▶ DIRECTION: Find each line with the word "name" in it, then give the total alone.

====== PROVIDED MATERIAL

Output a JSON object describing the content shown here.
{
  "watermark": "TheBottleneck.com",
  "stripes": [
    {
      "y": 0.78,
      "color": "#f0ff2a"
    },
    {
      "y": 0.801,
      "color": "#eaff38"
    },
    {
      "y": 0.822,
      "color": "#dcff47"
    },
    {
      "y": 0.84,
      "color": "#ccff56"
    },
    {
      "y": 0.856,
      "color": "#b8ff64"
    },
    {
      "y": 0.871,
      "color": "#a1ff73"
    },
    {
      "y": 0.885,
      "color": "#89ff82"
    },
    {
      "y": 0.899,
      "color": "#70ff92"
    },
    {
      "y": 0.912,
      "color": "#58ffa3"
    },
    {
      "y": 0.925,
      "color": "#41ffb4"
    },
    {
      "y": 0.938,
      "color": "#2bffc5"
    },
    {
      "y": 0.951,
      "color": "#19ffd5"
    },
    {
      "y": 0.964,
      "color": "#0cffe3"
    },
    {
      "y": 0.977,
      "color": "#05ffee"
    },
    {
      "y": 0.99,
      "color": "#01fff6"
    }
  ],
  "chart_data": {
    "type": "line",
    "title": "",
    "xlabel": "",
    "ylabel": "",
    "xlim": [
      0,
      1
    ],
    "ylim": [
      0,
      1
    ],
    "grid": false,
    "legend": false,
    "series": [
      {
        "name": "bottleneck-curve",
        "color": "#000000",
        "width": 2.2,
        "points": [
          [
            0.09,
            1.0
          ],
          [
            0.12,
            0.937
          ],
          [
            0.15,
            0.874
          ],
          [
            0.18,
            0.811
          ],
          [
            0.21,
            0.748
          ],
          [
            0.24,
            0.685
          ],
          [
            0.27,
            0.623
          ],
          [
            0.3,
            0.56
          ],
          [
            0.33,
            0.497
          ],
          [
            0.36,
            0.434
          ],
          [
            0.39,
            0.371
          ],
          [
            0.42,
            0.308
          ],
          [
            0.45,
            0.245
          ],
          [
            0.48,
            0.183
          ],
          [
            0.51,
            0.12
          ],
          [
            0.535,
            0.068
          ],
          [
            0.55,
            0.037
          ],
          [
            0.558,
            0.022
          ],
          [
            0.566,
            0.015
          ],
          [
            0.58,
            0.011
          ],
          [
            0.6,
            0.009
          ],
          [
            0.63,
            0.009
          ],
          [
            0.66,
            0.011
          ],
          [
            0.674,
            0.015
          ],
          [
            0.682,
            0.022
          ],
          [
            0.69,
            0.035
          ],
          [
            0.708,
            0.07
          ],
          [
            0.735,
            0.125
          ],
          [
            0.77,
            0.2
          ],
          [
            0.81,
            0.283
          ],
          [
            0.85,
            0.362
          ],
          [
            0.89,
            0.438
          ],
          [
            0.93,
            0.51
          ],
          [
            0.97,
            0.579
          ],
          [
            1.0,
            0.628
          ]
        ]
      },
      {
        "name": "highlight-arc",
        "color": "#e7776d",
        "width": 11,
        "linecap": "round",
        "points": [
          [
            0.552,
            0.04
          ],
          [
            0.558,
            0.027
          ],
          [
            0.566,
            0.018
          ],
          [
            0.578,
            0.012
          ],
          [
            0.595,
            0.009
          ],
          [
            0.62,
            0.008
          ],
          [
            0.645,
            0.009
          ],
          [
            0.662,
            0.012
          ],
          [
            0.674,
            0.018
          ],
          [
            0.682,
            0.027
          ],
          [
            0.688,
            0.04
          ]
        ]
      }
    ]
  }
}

============

▶ EXERCISE ANSWER: 2